(GIVEN REQUEST 1):
In the Horus demodulator text, how much better than dl-fldigi is the RTTY decoder?
(GIVEN REQUEST 2):
In the Horus demodulator text, switch "symbol rate" to "baud rate" everywhere it appears in the passage starting at "The FSK demodulator" and ending at "across a transmission)", then write out that passage.

(TEXT EXCERPT):
****************************************
Telemetry demodulator for the following modems in use by Project Horus

  • Horus Binary Modes (4FSK)
    • v1 - Legacy 22 byte mode, Golay(23,12) FEC
    • v2 - 32-byte mode, Golay(23,12) FEC
  • RTTY (7N1, 7N2 and 8N2, standard UKHAS sentences with CRC16 only)

This project serves as a graphical front-end to horusdemodlib a Python/C library of telemetry demodulators based off the codec2 FSK modem. The core modem used in this library is very well tested, and performs in line with incoherent FSK demodulator theory. The RTTY decoder is approximately 2dB better than dl-fldigi, and the Horus Binary modem approximately 7 dB better again. The Horus Binary v2 mode provides some additional flexibility over the v1 mode, allowing the addition of custom telemetry fields.

A short guide on how to receive a Horus Binary payload using Horus-GUI is available here.

Important Performance Notes

The FSK demodulator at the core of this application expects the transmitter to behave like a modem. That is, it should:

  • Have a symbol rate which is close to the desired symbol rate (within +/- 1000 ppm).
  • Maintain that symbol rate throughout a transmission (i.e. not drift in symbol rate across a transmission)
  • Not have gaps between transmitted bytes.
  • Not drift a lot in frequency during a transmission (a few Hz/sec is probably OK - this needs to be tested further)

All of the above are achievable from a small microcontroller such as an Arduino. The use of interrupts (instead of sleep statements) to control symbol timing is recommended. Raspberry Pi UARTs (in particular the 'mini-UART') are known to have gaps between transmitter bytes, so be warned!

If you are having issues decoding telemetry from your payload, then carefully investigate the above points. If you are still having issues, then please contact me with a recording via the e-mail address below.
****************************************
Box annotation data:
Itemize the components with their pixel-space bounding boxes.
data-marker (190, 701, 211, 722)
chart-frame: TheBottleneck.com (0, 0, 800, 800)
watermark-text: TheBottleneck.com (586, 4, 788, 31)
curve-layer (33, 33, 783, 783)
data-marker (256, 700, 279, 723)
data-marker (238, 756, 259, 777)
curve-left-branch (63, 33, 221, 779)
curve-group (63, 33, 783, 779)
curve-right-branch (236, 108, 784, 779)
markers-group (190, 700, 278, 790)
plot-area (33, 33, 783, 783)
****************************************
(TASK RESPONSE 1):
About 2 dB better.

(TASK RESPONSE 2):
The FSK demodulator at the core of this application expects the transmitter to behave like a modem. That is, it should:

  • Have a baud rate which is close to the desired baud rate (within +/- 1000 ppm).
  • Maintain that baud rate throughout a transmission (i.e. not drift in baud rate across a transmission)